§ INPUT MATERIAL:
^^^^^^^^

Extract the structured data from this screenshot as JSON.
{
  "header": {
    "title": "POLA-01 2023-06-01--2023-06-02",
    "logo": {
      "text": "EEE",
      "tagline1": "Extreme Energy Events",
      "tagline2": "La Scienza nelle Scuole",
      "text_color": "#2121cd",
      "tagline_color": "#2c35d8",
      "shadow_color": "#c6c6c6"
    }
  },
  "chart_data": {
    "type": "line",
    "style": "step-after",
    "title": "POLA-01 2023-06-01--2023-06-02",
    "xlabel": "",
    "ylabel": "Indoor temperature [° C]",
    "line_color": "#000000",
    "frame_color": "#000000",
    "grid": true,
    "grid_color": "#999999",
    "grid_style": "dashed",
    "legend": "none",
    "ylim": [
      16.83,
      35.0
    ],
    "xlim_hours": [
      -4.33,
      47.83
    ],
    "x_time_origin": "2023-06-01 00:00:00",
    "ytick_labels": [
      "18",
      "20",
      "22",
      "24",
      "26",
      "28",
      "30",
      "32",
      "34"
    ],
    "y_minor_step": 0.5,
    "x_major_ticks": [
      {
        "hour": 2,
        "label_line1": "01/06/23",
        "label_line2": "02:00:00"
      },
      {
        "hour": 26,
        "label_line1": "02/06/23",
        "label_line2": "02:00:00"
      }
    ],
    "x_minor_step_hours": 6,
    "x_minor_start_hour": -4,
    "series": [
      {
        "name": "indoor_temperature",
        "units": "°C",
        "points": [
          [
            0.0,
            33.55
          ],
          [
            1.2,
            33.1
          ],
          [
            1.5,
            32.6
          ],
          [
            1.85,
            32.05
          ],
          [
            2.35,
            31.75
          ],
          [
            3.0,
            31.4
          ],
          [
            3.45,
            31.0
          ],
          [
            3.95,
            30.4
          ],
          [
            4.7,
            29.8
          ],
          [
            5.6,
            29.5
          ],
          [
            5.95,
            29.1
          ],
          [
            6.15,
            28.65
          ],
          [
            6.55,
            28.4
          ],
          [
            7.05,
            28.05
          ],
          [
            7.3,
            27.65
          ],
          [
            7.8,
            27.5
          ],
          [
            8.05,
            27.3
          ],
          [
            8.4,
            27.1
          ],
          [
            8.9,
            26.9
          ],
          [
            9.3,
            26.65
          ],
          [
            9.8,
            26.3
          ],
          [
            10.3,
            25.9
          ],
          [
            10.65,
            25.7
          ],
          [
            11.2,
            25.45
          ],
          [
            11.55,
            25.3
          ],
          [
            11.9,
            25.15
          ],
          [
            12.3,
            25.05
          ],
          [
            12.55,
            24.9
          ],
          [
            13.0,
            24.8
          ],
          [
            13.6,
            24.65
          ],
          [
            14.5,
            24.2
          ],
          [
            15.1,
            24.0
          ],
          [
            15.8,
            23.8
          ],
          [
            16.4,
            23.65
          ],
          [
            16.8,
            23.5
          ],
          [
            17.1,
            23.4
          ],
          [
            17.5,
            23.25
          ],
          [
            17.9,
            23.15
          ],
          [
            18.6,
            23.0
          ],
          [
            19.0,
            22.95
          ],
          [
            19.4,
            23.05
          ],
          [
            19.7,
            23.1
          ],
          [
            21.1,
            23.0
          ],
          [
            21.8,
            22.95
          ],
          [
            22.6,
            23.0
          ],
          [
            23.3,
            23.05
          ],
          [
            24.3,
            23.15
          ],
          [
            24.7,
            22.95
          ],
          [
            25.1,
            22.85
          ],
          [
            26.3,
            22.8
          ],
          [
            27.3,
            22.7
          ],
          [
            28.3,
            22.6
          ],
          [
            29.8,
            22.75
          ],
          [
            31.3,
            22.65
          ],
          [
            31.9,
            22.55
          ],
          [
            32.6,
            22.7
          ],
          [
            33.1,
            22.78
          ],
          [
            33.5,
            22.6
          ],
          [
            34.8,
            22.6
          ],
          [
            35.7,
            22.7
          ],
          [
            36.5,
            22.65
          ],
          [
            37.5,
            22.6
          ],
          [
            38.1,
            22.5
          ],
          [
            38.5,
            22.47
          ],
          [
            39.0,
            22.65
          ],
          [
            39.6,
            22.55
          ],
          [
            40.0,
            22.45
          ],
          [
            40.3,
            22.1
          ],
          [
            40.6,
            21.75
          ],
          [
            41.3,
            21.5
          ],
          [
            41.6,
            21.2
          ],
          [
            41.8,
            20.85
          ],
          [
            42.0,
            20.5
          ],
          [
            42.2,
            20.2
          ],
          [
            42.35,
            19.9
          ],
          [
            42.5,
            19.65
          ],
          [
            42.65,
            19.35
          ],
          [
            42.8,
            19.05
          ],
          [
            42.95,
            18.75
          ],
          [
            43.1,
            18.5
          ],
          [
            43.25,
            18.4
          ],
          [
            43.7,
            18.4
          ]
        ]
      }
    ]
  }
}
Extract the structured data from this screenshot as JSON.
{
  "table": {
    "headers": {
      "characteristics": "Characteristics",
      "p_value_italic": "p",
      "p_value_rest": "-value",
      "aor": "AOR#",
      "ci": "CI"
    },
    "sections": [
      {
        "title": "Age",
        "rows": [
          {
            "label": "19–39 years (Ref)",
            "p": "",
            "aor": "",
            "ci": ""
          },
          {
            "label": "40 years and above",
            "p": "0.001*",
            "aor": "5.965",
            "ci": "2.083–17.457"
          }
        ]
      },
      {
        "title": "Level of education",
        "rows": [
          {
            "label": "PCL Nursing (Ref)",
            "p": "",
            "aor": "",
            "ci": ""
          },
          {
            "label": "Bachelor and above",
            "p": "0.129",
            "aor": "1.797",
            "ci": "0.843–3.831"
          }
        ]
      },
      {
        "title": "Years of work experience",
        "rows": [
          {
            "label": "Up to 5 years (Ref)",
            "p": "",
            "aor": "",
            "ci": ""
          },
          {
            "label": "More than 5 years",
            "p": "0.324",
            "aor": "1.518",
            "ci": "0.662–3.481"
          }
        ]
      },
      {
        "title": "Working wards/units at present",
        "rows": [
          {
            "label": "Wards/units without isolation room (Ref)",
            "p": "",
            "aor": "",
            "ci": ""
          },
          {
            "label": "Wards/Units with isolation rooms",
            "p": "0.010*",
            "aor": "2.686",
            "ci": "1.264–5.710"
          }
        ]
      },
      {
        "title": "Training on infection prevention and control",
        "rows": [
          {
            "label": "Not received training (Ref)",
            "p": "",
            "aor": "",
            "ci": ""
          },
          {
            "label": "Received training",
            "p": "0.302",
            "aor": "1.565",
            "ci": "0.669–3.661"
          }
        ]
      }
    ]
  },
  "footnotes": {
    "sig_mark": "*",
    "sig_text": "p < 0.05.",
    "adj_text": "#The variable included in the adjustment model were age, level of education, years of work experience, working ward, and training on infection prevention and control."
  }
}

^^^^^^^^

§ EXERCISE BRIEF: Set out the complete listing exactly as shown.

§ RIGHT ANSWER:
Extract the structured data from this screenshot as JSON.
{
  "header": {
    "title": "POLA-01 2023-06-01--2023-06-02",
    "logo": {
      "text": "EEE",
      "tagline1": "Extreme Energy Events",
      "tagline2": "La Scienza nelle Scuole",
      "text_color": "#2121cd",
      "tagline_color": "#2c35d8",
      "shadow_color": "#c6c6c6"
    }
  },
  "chart_data": {
    "type": "line",
    "style": "step-after",
    "title": "POLA-01 2023-06-01--2023-06-02",
    "xlabel": "",
    "ylabel": "Indoor temperature [° C]",
    "line_color": "#000000",
    "frame_color": "#000000",
    "grid": true,
    "grid_color": "#999999",
    "grid_style": "dashed",
    "legend": "none",
    "ylim": [
      16.83,
      35.0
    ],
    "xlim_hours": [
      -4.33,
      47.83
    ],
    "x_time_origin": "2023-06-01 00:00:00",
    "ytick_labels": [
      "18",
      "20",
      "22",
      "24",
      "26",
      "28",
      "30",
      "32",
      "34"
    ],
    "y_minor_step": 0.5,
    "x_major_ticks": [
      {
        "hour": 2,
        "label_line1": "01/06/23",
        "label_line2": "02:00:00"
      },
      {
        "hour": 26,
        "label_line1": "02/06/23",
        "label_line2": "02:00:00"
      }
    ],
    "x_minor_step_hours": 6,
    "x_minor_start_hour": -4,
    "series": [
      {
        "name": "indoor_temperature",
        "units": "°C",
        "points": [
          [
            0.0,
            33.55
          ],
          [
            1.2,
            33.1
          ],
          [
            1.5,
            32.6
          ],
          [
            1.85,
            32.05
          ],
          [
            2.35,
            31.75
          ],
          [
            3.0,
            31.4
          ],
          [
            3.45,
            31.0
          ],
          [
            3.95,
            30.4
          ],
          [
            4.7,
            29.8
          ],
          [
            5.6,
            29.5
          ],
          [
            5.95,
            29.1
          ],
          [
            6.15,
            28.65
          ],
          [
            6.55,
            28.4
          ],
          [
            7.05,
            28.05
          ],
          [
            7.3,
            27.65
          ],
          [
            7.8,
            27.5
          ],
          [
            8.05,
            27.3
          ],
          [
            8.4,
            27.1
          ],
          [
            8.9,
            26.9
          ],
          [
            9.3,
            26.65
          ],
          [
            9.8,
            26.3
          ],
          [
            10.3,
            25.9
          ],
          [
            10.65,
            25.7
          ],
          [
            11.2,
            25.45
          ],
          [
            11.55,
            25.3
          ],
          [
            11.9,
            25.15
          ],
          [
            12.3,
            25.05
          ],
          [
            12.55,
            24.9
          ],
          [
            13.0,
            24.8
          ],
          [
            13.6,
            24.65
          ],
          [
            14.5,
            24.2
          ],
          [
            15.1,
            24.0
          ],
          [
            15.8,
            23.8
          ],
          [
            16.4,
            23.65
          ],
          [
            16.8,
            23.5
          ],
          [
            17.1,
            23.4
          ],
          [
            17.5,
            23.25
          ],
          [
            17.9,
            23.15
          ],
          [
            18.6,
            23.0
          ],
          [
            19.0,
            22.95
          ],
          [
            19.4,
            23.05
          ],
          [
            19.7,
            23.1
          ],
          [
            21.1,
            23.0
          ],
          [
            21.8,
            22.95
          ],
          [
            22.6,
            23.0
          ],
          [
            23.3,
            23.05
          ],
          [
            24.3,
            23.15
          ],
          [
            24.7,
            22.95
          ],
          [
            25.1,
            22.85
          ],
          [
            26.3,
            22.8
          ],
          [
            27.3,
            22.7
          ],
          [
            28.3,
            22.6
          ],
          [
            29.8,
            22.75
          ],
          [
            31.3,
            22.65
          ],
          [
            31.9,
            22.55
          ],
          [
            32.6,
            22.7
          ],
          [
            33.1,
            22.78
          ],
          [
            33.5,
            22.6
          ],
          [
            34.8,
            22.6
          ],
          [
            35.7,
            22.7
          ],
          [
            36.5,
            22.65
          ],
          [
            37.5,
            22.6
          ],
          [
            38.1,
            22.5
          ],
          [
            38.5,
            22.47
          ],
          [
            39.0,
            22.65
          ],
          [
            39.6,
            22.55
          ],
          [
            40.0,
            22.45
          ],
          [
            40.3,
            22.1
          ],
          [
            40.6,
            21.75
          ],
          [
            41.3,
            21.5
          ],
          [
            41.6,
            21.2
          ],
          [
            41.8,
            20.85
          ],
          [
            42.0,
            20.5
          ],
          [
            42.2,
            20.2
          ],
          [
            42.35,
            19.9
          ],
          [
            42.5,
            19.65
          ],
          [
            42.65,
            19.35
          ],
          [
            42.8,
            19.05
          ],
          [
            42.95,
            18.75
          ],
          [
            43.1,
            18.5
          ],
          [
            43.25,
            18.4
          ],
          [
            43.7,
            18.4
          ]
        ]
      }
    ]
  }
}
Extract the structured data from this screenshot as JSON.
{
  "table": {
    "headers": {
      "characteristics": "Characteristics",
      "p_value_italic": "p",
      "p_value_rest": "-value",
      "aor": "AOR#",
      "ci": "CI"
    },
    "sections": [
      {
        "title": "Age",
        "rows": [
          {
            "label": "19–39 years (Ref)",
            "p": "",
            "aor": "",
            "ci": ""
          },
          {
            "label": "40 years and above",
            "p": "0.001*",
            "aor": "5.965",
            "ci": "2.083–17.457"
          }
        ]
      },
      {
        "title": "Level of education",
        "rows": [
          {
            "label": "PCL Nursing (Ref)",
            "p": "",
            "aor": "",
            "ci": ""
          },
          {
            "label": "Bachelor and above",
            "p": "0.129",
            "aor": "1.797",
            "ci": "0.843–3.831"
          }
        ]
      },
      {
        "title": "Years of work experience",
        "rows": [
          {
            "label": "Up to 5 years (Ref)",
            "p": "",
            "aor": "",
            "ci": ""
          },
          {
            "label": "More than 5 years",
            "p": "0.324",
            "aor": "1.518",
            "ci": "0.662–3.481"
          }
        ]
      },
      {
        "title": "Working wards/units at present",
        "rows": [
          {
            "label": "Wards/units without isolation room (Ref)",
            "p": "",
            "aor": "",
            "ci": ""
          },
          {
            "label": "Wards/Units with isolation rooms",
            "p": "0.010*",
            "aor": "2.686",
            "ci": "1.264–5.710"
          }
        ]
      },
      {
        "title": "Training on infection prevention and control",
        "rows": [
          {
            "label": "Not received training (Ref)",
            "p": "",
            "aor": "",
            "ci": ""
          },
          {
            "label": "Received training",
            "p": "0.302",
            "aor": "1.565",
            "ci": "0.669–3.661"
          }
        ]
      }
    ]
  },
  "footnotes": {
    "sig_mark": "*",
    "sig_text": "p < 0.05.",
    "adj_text": "#The variable included in the adjustment model were age, level of education, years of work experience, working ward, and training on infection prevention and control."
  }
}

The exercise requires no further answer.